● **Given records**:
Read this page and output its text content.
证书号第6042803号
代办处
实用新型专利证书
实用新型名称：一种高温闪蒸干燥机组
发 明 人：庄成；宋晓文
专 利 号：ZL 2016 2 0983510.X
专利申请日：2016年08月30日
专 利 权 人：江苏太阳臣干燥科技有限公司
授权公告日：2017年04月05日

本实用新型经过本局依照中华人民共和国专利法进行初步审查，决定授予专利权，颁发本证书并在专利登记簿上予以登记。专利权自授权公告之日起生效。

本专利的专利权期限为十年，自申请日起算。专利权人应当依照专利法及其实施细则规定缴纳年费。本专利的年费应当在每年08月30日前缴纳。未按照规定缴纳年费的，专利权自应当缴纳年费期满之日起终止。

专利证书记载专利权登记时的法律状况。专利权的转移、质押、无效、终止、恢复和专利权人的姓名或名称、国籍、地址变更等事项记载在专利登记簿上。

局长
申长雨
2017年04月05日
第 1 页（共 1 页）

● **Given instruction**: Retype the material above, line by line, exactly.

● **Complete response**:
Read this page and output its text content.
证书号第6042803号
代办处
实用新型专利证书
实用新型名称：一种高温闪蒸干燥机组
发 明 人：庄成；宋晓文
专 利 号：ZL 2016 2 0983510.X
专利申请日：2016年08月30日
专 利 权 人：江苏太阳臣干燥科技有限公司
授权公告日：2017年04月05日

本实用新型经过本局依照中华人民共和国专利法进行初步审查，决定授予专利权，颁发本证书并在专利登记簿上予以登记。专利权自授权公告之日起生效。

本专利的专利权期限为十年，自申请日起算。专利权人应当依照专利法及其实施细则规定缴纳年费。本专利的年费应当在每年08月30日前缴纳。未按照规定缴纳年费的，专利权自应当缴纳年费期满之日起终止。

专利证书记载专利权登记时的法律状况。专利权的转移、质押、无效、终止、恢复和专利权人的姓名或名称、国籍、地址变更等事项记载在专利登记簿上。

局长
申长雨
2017年04月05日
第 1 页（共 1 页）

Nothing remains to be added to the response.